Task requirements –
Below are the records. Gather each line that holds "лучше".

Records to use –
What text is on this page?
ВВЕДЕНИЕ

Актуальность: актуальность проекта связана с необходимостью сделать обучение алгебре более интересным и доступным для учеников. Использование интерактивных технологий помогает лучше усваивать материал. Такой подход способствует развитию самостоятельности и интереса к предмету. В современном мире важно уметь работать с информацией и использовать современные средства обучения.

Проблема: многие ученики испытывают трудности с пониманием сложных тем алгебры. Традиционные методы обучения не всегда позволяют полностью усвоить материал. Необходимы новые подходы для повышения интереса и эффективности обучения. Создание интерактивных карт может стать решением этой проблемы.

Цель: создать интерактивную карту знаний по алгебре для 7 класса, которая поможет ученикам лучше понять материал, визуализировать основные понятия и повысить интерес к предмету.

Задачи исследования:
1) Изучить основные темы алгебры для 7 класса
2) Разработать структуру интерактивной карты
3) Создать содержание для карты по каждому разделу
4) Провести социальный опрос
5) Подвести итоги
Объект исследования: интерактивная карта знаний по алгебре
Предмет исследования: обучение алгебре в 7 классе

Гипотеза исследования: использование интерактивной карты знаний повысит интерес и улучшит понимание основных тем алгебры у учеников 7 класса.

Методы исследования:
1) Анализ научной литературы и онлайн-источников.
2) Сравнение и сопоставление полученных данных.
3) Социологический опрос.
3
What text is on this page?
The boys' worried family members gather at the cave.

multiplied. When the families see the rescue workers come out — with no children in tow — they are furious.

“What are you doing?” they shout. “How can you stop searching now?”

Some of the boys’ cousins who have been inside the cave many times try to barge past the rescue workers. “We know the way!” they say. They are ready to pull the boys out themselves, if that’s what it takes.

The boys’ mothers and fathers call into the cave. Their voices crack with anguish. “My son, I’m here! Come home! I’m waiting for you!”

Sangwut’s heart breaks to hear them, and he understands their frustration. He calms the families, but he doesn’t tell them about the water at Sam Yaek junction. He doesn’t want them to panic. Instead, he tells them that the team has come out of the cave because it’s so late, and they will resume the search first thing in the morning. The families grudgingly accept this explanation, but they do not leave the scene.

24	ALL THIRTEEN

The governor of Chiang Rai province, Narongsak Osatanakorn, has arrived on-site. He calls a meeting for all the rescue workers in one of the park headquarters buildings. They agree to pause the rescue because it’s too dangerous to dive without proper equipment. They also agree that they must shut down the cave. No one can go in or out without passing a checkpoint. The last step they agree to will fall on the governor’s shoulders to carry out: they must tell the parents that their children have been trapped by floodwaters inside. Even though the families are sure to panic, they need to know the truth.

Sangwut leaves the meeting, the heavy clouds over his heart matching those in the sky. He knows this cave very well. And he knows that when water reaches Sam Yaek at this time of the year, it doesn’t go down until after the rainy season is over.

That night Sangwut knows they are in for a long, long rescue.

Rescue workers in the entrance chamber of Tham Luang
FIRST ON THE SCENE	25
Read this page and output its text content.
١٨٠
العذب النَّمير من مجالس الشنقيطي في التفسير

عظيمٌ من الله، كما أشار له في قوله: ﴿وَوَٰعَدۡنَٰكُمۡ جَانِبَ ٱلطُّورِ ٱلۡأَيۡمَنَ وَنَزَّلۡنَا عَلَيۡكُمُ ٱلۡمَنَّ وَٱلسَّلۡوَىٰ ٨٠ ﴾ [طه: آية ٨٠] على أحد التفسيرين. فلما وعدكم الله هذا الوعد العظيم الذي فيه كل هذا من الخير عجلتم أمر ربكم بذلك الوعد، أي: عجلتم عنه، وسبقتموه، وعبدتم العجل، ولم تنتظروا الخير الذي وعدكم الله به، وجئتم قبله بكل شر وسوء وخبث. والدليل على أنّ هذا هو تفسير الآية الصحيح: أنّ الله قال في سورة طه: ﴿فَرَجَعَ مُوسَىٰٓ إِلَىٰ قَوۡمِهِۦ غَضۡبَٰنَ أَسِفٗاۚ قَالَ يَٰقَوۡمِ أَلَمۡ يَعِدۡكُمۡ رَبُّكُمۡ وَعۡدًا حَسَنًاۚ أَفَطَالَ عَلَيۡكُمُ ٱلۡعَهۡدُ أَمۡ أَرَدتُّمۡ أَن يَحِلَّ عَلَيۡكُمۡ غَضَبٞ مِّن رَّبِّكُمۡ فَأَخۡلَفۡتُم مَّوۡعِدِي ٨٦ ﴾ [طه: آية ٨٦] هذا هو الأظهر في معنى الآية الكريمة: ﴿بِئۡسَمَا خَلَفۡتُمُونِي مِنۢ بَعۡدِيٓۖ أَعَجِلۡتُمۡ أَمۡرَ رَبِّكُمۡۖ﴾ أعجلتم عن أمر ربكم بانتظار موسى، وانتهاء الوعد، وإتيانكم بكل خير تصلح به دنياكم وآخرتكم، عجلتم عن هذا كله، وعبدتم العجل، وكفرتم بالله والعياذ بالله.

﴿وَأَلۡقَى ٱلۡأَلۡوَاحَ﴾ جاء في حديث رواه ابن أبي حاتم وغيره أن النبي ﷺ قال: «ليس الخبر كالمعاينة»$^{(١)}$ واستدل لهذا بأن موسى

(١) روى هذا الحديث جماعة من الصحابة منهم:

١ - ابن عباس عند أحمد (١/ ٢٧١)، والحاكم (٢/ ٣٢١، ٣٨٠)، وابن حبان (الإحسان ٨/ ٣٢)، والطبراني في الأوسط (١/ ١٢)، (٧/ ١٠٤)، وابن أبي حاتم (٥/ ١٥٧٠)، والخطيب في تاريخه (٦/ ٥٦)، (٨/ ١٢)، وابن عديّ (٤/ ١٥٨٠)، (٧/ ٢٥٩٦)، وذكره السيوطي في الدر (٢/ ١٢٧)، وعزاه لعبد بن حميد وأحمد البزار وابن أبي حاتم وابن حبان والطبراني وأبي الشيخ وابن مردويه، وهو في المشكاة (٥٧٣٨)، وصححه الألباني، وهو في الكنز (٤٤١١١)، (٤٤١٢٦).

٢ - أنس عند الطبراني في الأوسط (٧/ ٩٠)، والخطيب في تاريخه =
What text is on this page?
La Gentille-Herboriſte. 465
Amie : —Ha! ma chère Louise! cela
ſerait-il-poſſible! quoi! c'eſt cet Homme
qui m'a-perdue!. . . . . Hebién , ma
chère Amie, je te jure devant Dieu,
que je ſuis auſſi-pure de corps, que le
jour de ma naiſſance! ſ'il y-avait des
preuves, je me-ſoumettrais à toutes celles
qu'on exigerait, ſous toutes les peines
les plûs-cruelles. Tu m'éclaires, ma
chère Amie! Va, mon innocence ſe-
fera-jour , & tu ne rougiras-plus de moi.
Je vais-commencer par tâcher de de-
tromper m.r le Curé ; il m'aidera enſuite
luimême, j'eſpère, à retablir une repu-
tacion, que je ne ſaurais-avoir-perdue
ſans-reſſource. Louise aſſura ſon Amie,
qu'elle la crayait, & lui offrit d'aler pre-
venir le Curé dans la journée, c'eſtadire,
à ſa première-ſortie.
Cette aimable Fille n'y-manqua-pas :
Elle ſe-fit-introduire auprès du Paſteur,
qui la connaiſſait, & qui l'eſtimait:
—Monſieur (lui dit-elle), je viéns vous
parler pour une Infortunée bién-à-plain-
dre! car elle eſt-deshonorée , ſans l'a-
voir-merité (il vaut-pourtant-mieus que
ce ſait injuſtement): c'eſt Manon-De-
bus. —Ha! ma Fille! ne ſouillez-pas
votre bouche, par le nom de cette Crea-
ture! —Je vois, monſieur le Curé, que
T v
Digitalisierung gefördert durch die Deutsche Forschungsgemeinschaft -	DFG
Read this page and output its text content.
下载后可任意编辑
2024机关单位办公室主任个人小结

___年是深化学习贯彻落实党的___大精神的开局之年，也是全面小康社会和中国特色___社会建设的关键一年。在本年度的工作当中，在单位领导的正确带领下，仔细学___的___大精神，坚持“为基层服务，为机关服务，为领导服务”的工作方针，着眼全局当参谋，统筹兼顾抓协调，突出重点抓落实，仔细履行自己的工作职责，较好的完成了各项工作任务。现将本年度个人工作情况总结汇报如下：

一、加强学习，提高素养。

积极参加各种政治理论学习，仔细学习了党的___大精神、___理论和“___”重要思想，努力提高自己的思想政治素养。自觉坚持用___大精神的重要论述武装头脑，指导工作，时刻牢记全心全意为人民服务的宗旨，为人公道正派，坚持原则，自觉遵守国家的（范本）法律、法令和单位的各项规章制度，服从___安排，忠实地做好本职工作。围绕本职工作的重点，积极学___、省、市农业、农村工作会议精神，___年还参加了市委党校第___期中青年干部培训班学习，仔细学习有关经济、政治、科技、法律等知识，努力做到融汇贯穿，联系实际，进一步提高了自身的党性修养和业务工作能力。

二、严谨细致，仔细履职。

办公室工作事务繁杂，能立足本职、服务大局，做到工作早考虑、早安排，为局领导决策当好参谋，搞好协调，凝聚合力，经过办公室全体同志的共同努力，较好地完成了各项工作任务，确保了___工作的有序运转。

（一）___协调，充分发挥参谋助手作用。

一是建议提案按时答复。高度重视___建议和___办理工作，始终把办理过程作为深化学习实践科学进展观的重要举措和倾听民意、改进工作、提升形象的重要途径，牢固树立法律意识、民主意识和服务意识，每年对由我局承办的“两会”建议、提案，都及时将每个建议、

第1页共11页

The response –
Актуальность: актуальность проекта связана с необходимостью сделать обучение алгебре более интересным и доступным для учеников. Использование интерактивных технологий помогает лучше усваивать материал. Такой подход способствует развитию самостоятельности и интереса к предмету. В современном мире важно уметь работать с информацией и использовать современные средства обучения.
Цель: создать интерактивную карту знаний по алгебре для 7 класса, которая поможет ученикам лучше понять материал, визуализировать основные понятия и повысить интерес к предмету.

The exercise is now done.